___ Listed entries ___

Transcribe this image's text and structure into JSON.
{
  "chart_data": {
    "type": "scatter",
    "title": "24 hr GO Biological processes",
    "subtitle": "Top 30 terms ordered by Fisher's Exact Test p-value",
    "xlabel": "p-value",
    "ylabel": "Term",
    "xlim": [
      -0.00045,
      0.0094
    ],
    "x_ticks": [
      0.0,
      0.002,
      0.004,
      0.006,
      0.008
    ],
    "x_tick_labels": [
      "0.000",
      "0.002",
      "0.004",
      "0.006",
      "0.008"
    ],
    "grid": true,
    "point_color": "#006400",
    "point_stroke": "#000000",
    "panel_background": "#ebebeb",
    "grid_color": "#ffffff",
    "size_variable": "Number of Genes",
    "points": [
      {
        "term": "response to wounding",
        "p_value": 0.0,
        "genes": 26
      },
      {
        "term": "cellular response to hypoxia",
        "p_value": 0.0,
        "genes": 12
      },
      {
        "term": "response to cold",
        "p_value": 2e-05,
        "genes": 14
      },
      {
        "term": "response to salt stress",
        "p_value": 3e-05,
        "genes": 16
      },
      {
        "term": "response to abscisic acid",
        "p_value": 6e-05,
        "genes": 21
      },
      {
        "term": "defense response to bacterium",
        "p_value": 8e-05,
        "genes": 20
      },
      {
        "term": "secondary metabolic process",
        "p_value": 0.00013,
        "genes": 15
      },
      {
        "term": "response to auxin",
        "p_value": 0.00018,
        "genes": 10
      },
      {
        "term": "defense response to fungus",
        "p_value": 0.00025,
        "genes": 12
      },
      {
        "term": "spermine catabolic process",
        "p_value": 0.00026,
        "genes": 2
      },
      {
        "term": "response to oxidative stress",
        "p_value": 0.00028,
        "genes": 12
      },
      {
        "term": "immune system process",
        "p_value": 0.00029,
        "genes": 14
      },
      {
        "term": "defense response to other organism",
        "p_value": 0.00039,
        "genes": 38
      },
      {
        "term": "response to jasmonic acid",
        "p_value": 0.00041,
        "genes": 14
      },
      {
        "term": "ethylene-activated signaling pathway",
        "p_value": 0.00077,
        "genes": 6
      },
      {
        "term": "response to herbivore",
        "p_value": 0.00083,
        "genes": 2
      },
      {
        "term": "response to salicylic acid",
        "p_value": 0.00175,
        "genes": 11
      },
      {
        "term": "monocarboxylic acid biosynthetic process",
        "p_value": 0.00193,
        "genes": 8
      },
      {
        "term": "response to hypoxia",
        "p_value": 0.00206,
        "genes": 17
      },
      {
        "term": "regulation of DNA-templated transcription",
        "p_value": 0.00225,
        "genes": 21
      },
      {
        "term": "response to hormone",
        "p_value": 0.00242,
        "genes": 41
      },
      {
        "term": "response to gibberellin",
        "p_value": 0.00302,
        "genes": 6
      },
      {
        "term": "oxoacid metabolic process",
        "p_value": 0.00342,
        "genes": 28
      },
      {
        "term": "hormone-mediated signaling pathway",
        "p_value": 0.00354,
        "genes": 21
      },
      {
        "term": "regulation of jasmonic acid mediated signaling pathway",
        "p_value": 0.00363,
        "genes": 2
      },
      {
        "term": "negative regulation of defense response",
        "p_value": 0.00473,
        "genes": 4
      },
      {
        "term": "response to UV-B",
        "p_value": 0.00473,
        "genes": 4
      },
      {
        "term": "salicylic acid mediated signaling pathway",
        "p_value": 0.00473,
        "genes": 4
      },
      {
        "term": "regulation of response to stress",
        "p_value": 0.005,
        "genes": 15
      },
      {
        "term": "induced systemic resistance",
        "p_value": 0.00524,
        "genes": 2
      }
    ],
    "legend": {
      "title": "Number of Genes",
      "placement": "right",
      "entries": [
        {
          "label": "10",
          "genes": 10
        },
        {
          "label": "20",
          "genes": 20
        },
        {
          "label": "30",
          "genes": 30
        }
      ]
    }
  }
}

___

» Description of the task
Among the records above, find each line holding the string "stress" and pull it out.

» Your solution
        "term": "response to salt stress",
        "term": "response to oxidative stress",
        "term": "regulation of response to stress",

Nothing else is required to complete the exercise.